>> begin Data entries
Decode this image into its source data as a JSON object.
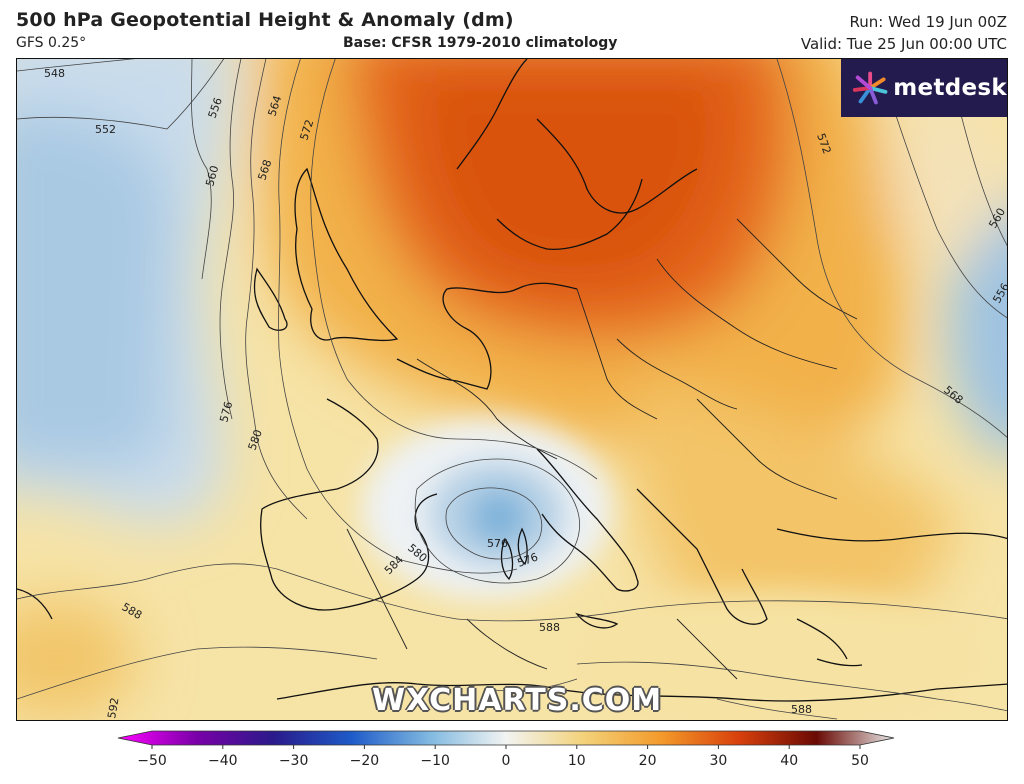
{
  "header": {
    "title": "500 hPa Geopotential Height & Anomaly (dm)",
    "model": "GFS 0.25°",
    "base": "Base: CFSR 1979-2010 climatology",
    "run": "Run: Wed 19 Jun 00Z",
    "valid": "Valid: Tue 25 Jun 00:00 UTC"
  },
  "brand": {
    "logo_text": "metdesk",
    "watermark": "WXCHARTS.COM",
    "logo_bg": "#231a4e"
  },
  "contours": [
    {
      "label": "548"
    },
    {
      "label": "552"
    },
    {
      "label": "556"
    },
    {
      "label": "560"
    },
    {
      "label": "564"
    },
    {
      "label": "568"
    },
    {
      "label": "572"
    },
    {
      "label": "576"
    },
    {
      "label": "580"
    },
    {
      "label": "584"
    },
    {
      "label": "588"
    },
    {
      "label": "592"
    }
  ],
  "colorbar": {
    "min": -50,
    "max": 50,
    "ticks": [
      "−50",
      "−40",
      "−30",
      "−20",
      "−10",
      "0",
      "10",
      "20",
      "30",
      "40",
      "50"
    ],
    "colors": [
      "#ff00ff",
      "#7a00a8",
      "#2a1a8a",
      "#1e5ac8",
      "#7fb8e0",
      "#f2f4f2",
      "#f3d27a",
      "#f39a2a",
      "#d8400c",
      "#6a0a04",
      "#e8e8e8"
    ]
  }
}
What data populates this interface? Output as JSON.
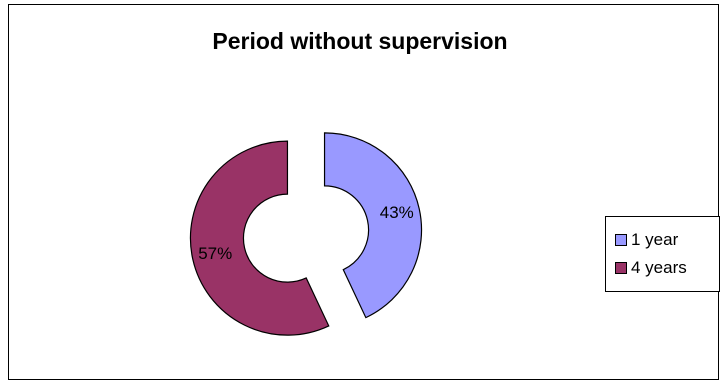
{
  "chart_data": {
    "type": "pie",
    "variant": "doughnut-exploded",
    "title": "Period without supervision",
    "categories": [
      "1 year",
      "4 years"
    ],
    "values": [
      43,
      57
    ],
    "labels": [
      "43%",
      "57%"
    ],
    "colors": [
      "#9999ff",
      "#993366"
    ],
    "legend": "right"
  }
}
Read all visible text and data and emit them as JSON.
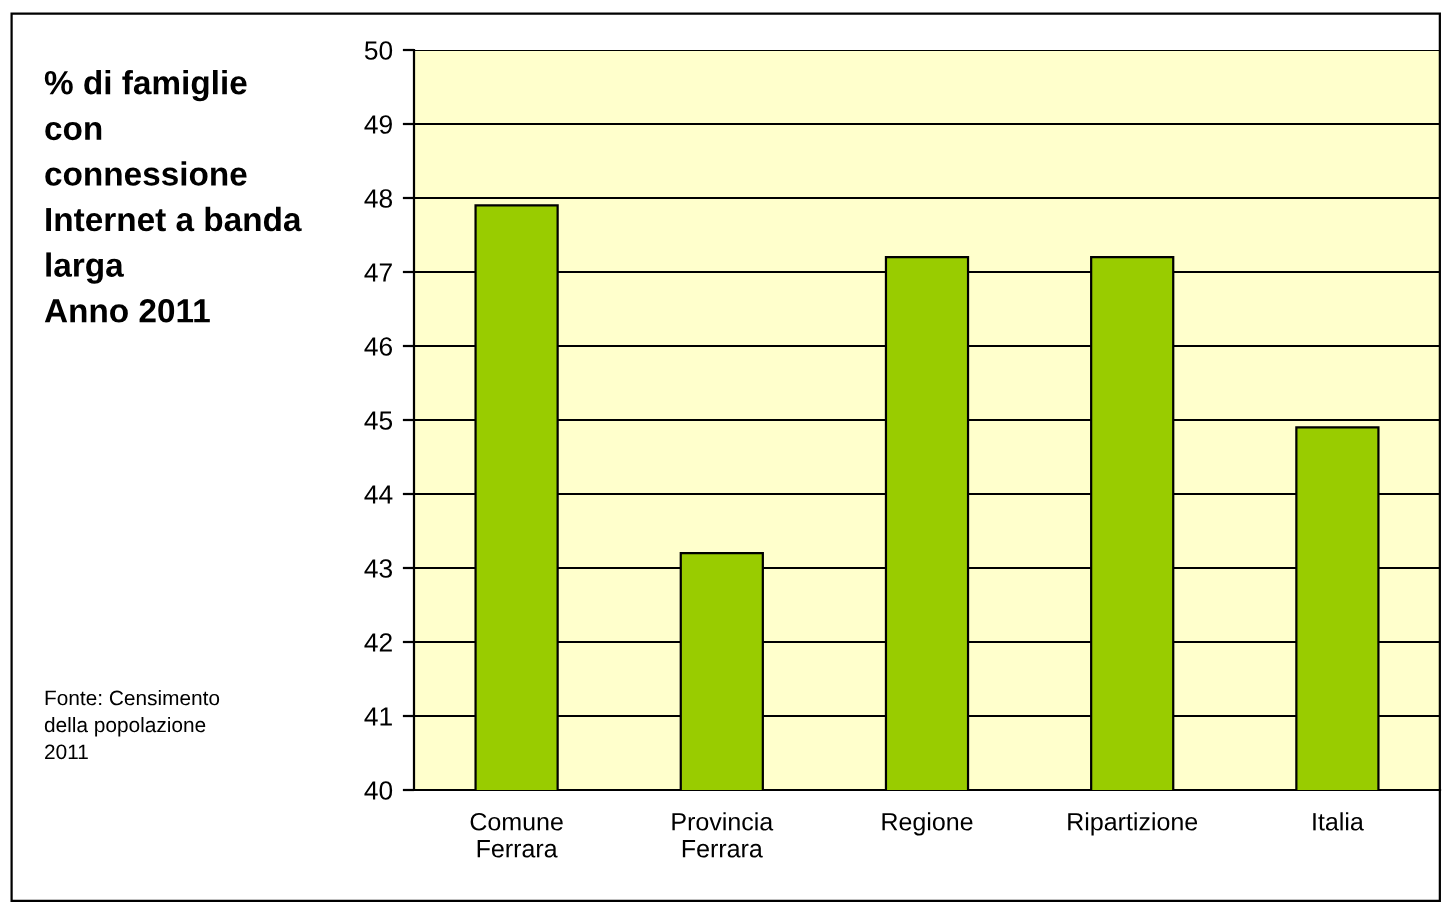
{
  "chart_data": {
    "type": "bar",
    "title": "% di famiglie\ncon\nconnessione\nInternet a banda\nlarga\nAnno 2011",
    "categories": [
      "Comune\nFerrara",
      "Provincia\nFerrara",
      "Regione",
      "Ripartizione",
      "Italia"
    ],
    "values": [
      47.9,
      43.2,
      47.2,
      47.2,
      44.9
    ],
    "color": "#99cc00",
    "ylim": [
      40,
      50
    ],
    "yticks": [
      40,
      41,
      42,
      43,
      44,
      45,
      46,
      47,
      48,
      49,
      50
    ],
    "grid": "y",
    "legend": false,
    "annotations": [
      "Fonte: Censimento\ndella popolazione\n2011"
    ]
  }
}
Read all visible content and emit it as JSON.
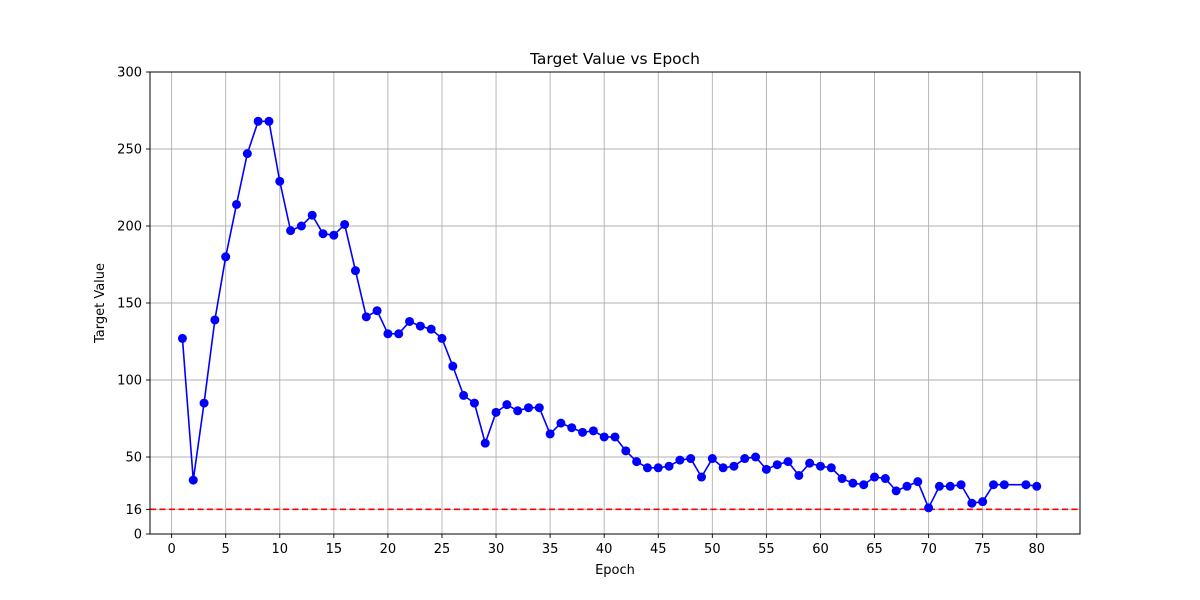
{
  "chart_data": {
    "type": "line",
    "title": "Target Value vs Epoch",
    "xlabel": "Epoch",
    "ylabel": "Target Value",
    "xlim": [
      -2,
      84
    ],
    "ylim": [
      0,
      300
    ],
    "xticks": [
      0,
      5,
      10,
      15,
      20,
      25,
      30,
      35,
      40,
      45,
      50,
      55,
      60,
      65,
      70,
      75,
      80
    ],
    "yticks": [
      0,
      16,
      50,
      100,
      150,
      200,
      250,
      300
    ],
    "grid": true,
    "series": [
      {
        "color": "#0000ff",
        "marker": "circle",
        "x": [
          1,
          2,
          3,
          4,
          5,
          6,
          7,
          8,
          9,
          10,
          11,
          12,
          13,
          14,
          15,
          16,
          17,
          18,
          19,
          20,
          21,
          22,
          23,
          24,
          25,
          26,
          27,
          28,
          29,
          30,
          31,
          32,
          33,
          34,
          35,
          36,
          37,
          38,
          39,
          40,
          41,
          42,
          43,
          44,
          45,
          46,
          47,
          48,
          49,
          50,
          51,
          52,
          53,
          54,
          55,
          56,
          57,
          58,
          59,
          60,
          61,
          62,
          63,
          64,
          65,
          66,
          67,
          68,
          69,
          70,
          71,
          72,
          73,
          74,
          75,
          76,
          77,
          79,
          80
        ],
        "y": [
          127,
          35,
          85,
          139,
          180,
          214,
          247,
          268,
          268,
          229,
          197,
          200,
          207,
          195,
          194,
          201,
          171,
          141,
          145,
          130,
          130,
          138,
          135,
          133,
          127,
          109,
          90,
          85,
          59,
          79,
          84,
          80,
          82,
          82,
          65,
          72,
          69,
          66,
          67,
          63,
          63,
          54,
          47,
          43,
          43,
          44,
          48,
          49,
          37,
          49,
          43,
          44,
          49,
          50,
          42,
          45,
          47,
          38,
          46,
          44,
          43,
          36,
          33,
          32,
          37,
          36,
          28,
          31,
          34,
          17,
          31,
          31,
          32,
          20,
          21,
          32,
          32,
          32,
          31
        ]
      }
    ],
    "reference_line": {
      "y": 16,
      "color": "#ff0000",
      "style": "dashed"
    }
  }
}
>> end Data entries
▸ **What is asked**: Go back to the records above and write them out exactly, without the pictures.

▸ **Task result**:
Decode this image into its source data as a JSON object.
{
  "header": {
    "title": "500 hPa Geopotential Height & Anomaly (dm)",
    "model": "GFS 0.25°",
    "base": "Base: CFSR 1979-2010 climatology",
    "run": "Run: Wed 19 Jun 00Z",
    "valid": "Valid: Tue 25 Jun 00:00 UTC"
  },
  "brand": {
    "logo_text": "metdesk",
    "watermark": "WXCHARTS.COM",
    "logo_bg": "#231a4e"
  },
  "contours": [
    {
      "label": "548"
    },
    {
      "label": "552"
    },
    {
      "label": "556"
    },
    {
      "label": "560"
    },
    {
      "label": "564"
    },
    {
      "label": "568"
    },
    {
      "label": "572"
    },
    {
      "label": "576"
    },
    {
      "label": "580"
    },
    {
      "label": "584"
    },
    {
      "label": "588"
    },
    {
      "label": "592"
    }
  ],
  "colorbar": {
    "min": -50,
    "max": 50,
    "ticks": [
      "−50",
      "−40",
      "−30",
      "−20",
      "−10",
      "0",
      "10",
      "20",
      "30",
      "40",
      "50"
    ],
    "colors": [
      "#ff00ff",
      "#7a00a8",
      "#2a1a8a",
      "#1e5ac8",
      "#7fb8e0",
      "#f2f4f2",
      "#f3d27a",
      "#f39a2a",
      "#d8400c",
      "#6a0a04",
      "#e8e8e8"
    ]
  }
}
What data populates this interface? Output as JSON.
{
  "chart_data": {
    "type": "pie",
    "variant": "doughnut-exploded",
    "title": "Period without supervision",
    "categories": [
      "1 year",
      "4 years"
    ],
    "values": [
      43,
      57
    ],
    "labels": [
      "43%",
      "57%"
    ],
    "colors": [
      "#9999ff",
      "#993366"
    ],
    "legend": "right"
  }
}
Read all visible text and data and emit them as JSON.
{
  "chart_data": {
    "type": "bar",
    "title": "% di famiglie\ncon\nconnessione\nInternet a banda\nlarga\nAnno 2011",
    "categories": [
      "Comune\nFerrara",
      "Provincia\nFerrara",
      "Regione",
      "Ripartizione",
      "Italia"
    ],
    "values": [
      47.9,
      43.2,
      47.2,
      47.2,
      44.9
    ],
    "color": "#99cc00",
    "ylim": [
      40,
      50
    ],
    "yticks": [
      40,
      41,
      42,
      43,
      44,
      45,
      46,
      47,
      48,
      49,
      50
    ],
    "grid": "y",
    "legend": false,
    "annotations": [
      "Fonte: Censimento\ndella popolazione\n2011"
    ]
  }
}
Read all visible content and emit it as JSON.
{
  "chart_data": {
    "type": "line",
    "title": "Target Value vs Epoch",
    "xlabel": "Epoch",
    "ylabel": "Target Value",
    "xlim": [
      -2,
      84
    ],
    "ylim": [
      0,
      300
    ],
    "xticks": [
      0,
      5,
      10,
      15,
      20,
      25,
      30,
      35,
      40,
      45,
      50,
      55,
      60,
      65,
      70,
      75,
      80
    ],
    "yticks": [
      0,
      16,
      50,
      100,
      150,
      200,
      250,
      300
    ],
    "grid": true,
    "series": [
      {
        "color": "#0000ff",
        "marker": "circle",
        "x": [
          1,
          2,
          3,
          4,
          5,
          6,
          7,
          8,
          9,
          10,
          11,
          12,
          13,
          14,
          15,
          16,
          17,
          18,
          19,
          20,
          21,
          22,
          23,
          24,
          25,
          26,
          27,
          28,
          29,
          30,
          31,
          32,
          33,
          34,
          35,
          36,
          37,
          38,
          39,
          40,
          41,
          42,
          43,
          44,
          45,
          46,
          47,
          48,
          49,
          50,
          51,
          52,
          53,
          54,
          55,
          56,
          57,
          58,
          59,
          60,
          61,
          62,
          63,
          64,
          65,
          66,
          67,
          68,
          69,
          70,
          71,
          72,
          73,
          74,
          75,
          76,
          77,
          79,
          80
        ],
        "y": [
          127,
          35,
          85,
          139,
          180,
          214,
          247,
          268,
          268,
          229,
          197,
          200,
          207,
          195,
          194,
          201,
          171,
          141,
          145,
          130,
          130,
          138,
          135,
          133,
          127,
          109,
          90,
          85,
          59,
          79,
          84,
          80,
          82,
          82,
          65,
          72,
          69,
          66,
          67,
          63,
          63,
          54,
          47,
          43,
          43,
          44,
          48,
          49,
          37,
          49,
          43,
          44,
          49,
          50,
          42,
          45,
          47,
          38,
          46,
          44,
          43,
          36,
          33,
          32,
          37,
          36,
          28,
          31,
          34,
          17,
          31,
          31,
          32,
          20,
          21,
          32,
          32,
          32,
          31
        ]
      }
    ],
    "reference_line": {
      "y": 16,
      "color": "#ff0000",
      "style": "dashed"
    }
  }
}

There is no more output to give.